[Supplied records]

──────

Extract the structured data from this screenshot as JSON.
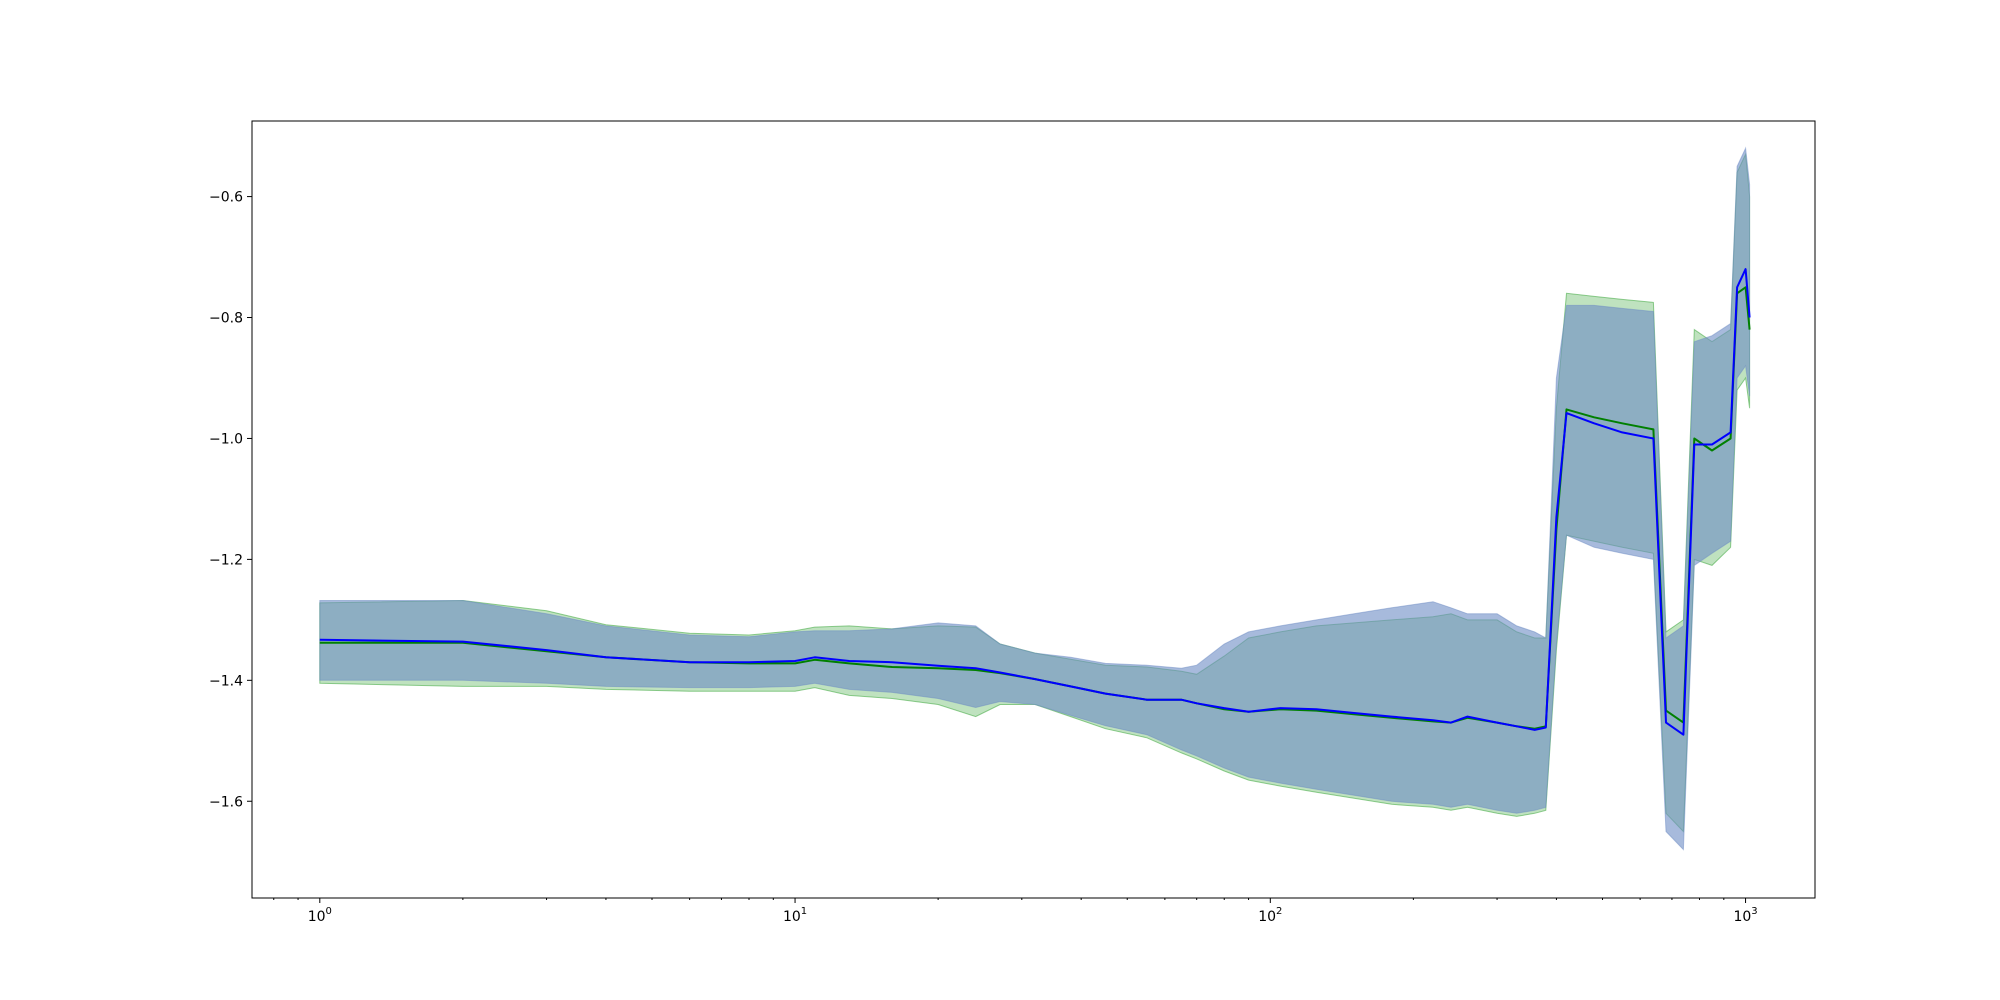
{
  "chart_data": {
    "type": "line",
    "title": "",
    "xlabel": "",
    "ylabel": "",
    "xscale": "log",
    "xlim": [
      0.72,
      1400
    ],
    "ylim": [
      -1.76,
      -0.475
    ],
    "grid": false,
    "legend": "none",
    "x_ticks": [
      {
        "value": 1,
        "base": "10",
        "exp": "0"
      },
      {
        "value": 10,
        "base": "10",
        "exp": "1"
      },
      {
        "value": 100,
        "base": "10",
        "exp": "2"
      },
      {
        "value": 1000,
        "base": "10",
        "exp": "3"
      }
    ],
    "y_ticks": [
      {
        "value": -1.6,
        "label": "−1.6"
      },
      {
        "value": -1.4,
        "label": "−1.4"
      },
      {
        "value": -1.2,
        "label": "−1.2"
      },
      {
        "value": -1.0,
        "label": "−1.0"
      },
      {
        "value": -0.8,
        "label": "−0.8"
      },
      {
        "value": -0.6,
        "label": "−0.6"
      }
    ],
    "series": [
      {
        "color": "#008000",
        "band_color": "#2ca02c",
        "points": [
          [
            1,
            -1.338,
            -1.405,
            -1.272
          ],
          [
            2,
            -1.338,
            -1.41,
            -1.268
          ],
          [
            3,
            -1.352,
            -1.41,
            -1.285
          ],
          [
            4,
            -1.362,
            -1.415,
            -1.308
          ],
          [
            6,
            -1.37,
            -1.418,
            -1.322
          ],
          [
            8,
            -1.372,
            -1.418,
            -1.325
          ],
          [
            10,
            -1.372,
            -1.418,
            -1.318
          ],
          [
            11,
            -1.366,
            -1.412,
            -1.312
          ],
          [
            13,
            -1.372,
            -1.425,
            -1.31
          ],
          [
            16,
            -1.378,
            -1.43,
            -1.315
          ],
          [
            20,
            -1.38,
            -1.44,
            -1.31
          ],
          [
            24,
            -1.383,
            -1.46,
            -1.312
          ],
          [
            27,
            -1.388,
            -1.44,
            -1.34
          ],
          [
            32,
            -1.398,
            -1.44,
            -1.355
          ],
          [
            38,
            -1.41,
            -1.46,
            -1.365
          ],
          [
            45,
            -1.422,
            -1.48,
            -1.375
          ],
          [
            55,
            -1.432,
            -1.495,
            -1.378
          ],
          [
            65,
            -1.432,
            -1.52,
            -1.385
          ],
          [
            70,
            -1.438,
            -1.53,
            -1.39
          ],
          [
            80,
            -1.448,
            -1.55,
            -1.36
          ],
          [
            90,
            -1.452,
            -1.565,
            -1.33
          ],
          [
            105,
            -1.448,
            -1.575,
            -1.32
          ],
          [
            125,
            -1.45,
            -1.585,
            -1.31
          ],
          [
            150,
            -1.456,
            -1.595,
            -1.305
          ],
          [
            180,
            -1.462,
            -1.605,
            -1.3
          ],
          [
            220,
            -1.468,
            -1.61,
            -1.295
          ],
          [
            240,
            -1.47,
            -1.615,
            -1.29
          ],
          [
            260,
            -1.462,
            -1.61,
            -1.3
          ],
          [
            300,
            -1.47,
            -1.62,
            -1.3
          ],
          [
            330,
            -1.476,
            -1.625,
            -1.32
          ],
          [
            360,
            -1.48,
            -1.62,
            -1.33
          ],
          [
            380,
            -1.476,
            -1.615,
            -1.33
          ],
          [
            400,
            -1.15,
            -1.35,
            -0.95
          ],
          [
            420,
            -0.952,
            -1.16,
            -0.76
          ],
          [
            480,
            -0.965,
            -1.17,
            -0.765
          ],
          [
            550,
            -0.975,
            -1.18,
            -0.77
          ],
          [
            640,
            -0.985,
            -1.19,
            -0.775
          ],
          [
            680,
            -1.45,
            -1.62,
            -1.32
          ],
          [
            740,
            -1.47,
            -1.65,
            -1.3
          ],
          [
            780,
            -1.0,
            -1.2,
            -0.82
          ],
          [
            850,
            -1.02,
            -1.21,
            -0.84
          ],
          [
            930,
            -1.0,
            -1.18,
            -0.82
          ],
          [
            960,
            -0.76,
            -0.92,
            -0.56
          ],
          [
            1000,
            -0.75,
            -0.9,
            -0.53
          ],
          [
            1020,
            -0.82,
            -0.95,
            -0.6
          ]
        ]
      },
      {
        "color": "#0000ff",
        "band_color": "#6d8cc4",
        "points": [
          [
            1,
            -1.333,
            -1.4,
            -1.268
          ],
          [
            2,
            -1.336,
            -1.4,
            -1.268
          ],
          [
            3,
            -1.35,
            -1.405,
            -1.29
          ],
          [
            4,
            -1.362,
            -1.41,
            -1.31
          ],
          [
            6,
            -1.37,
            -1.412,
            -1.325
          ],
          [
            8,
            -1.37,
            -1.412,
            -1.328
          ],
          [
            10,
            -1.368,
            -1.41,
            -1.32
          ],
          [
            11,
            -1.362,
            -1.405,
            -1.318
          ],
          [
            13,
            -1.368,
            -1.415,
            -1.318
          ],
          [
            16,
            -1.37,
            -1.42,
            -1.315
          ],
          [
            20,
            -1.376,
            -1.43,
            -1.305
          ],
          [
            24,
            -1.38,
            -1.445,
            -1.31
          ],
          [
            27,
            -1.387,
            -1.435,
            -1.34
          ],
          [
            32,
            -1.398,
            -1.44,
            -1.355
          ],
          [
            38,
            -1.41,
            -1.458,
            -1.362
          ],
          [
            45,
            -1.422,
            -1.475,
            -1.372
          ],
          [
            55,
            -1.432,
            -1.49,
            -1.375
          ],
          [
            65,
            -1.432,
            -1.515,
            -1.38
          ],
          [
            70,
            -1.438,
            -1.525,
            -1.375
          ],
          [
            80,
            -1.446,
            -1.545,
            -1.34
          ],
          [
            90,
            -1.452,
            -1.56,
            -1.32
          ],
          [
            105,
            -1.446,
            -1.57,
            -1.31
          ],
          [
            125,
            -1.448,
            -1.58,
            -1.3
          ],
          [
            150,
            -1.454,
            -1.59,
            -1.29
          ],
          [
            180,
            -1.46,
            -1.6,
            -1.28
          ],
          [
            220,
            -1.466,
            -1.605,
            -1.27
          ],
          [
            240,
            -1.47,
            -1.61,
            -1.28
          ],
          [
            260,
            -1.46,
            -1.605,
            -1.29
          ],
          [
            300,
            -1.47,
            -1.615,
            -1.29
          ],
          [
            330,
            -1.476,
            -1.62,
            -1.31
          ],
          [
            360,
            -1.482,
            -1.615,
            -1.32
          ],
          [
            380,
            -1.478,
            -1.61,
            -1.33
          ],
          [
            400,
            -1.13,
            -1.34,
            -0.9
          ],
          [
            420,
            -0.958,
            -1.16,
            -0.78
          ],
          [
            480,
            -0.975,
            -1.18,
            -0.78
          ],
          [
            550,
            -0.99,
            -1.19,
            -0.785
          ],
          [
            640,
            -1.0,
            -1.2,
            -0.79
          ],
          [
            680,
            -1.47,
            -1.65,
            -1.33
          ],
          [
            740,
            -1.49,
            -1.68,
            -1.31
          ],
          [
            780,
            -1.01,
            -1.21,
            -0.84
          ],
          [
            850,
            -1.01,
            -1.19,
            -0.83
          ],
          [
            930,
            -0.99,
            -1.17,
            -0.81
          ],
          [
            960,
            -0.75,
            -0.9,
            -0.55
          ],
          [
            1000,
            -0.72,
            -0.88,
            -0.52
          ],
          [
            1020,
            -0.8,
            -0.93,
            -0.58
          ]
        ]
      }
    ]
  }
}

──────

[Exercise goal]
Give every line of the material that includes the string "value".

[Answer for this exercise]
        "value": 1,
        "value": 10,
        "value": 100,
        "value": 1000,
        "value": -1.6,
        "value": -1.4,
        "value": -1.2,
        "value": -1.0,
        "value": -0.8,
        "value": -0.6,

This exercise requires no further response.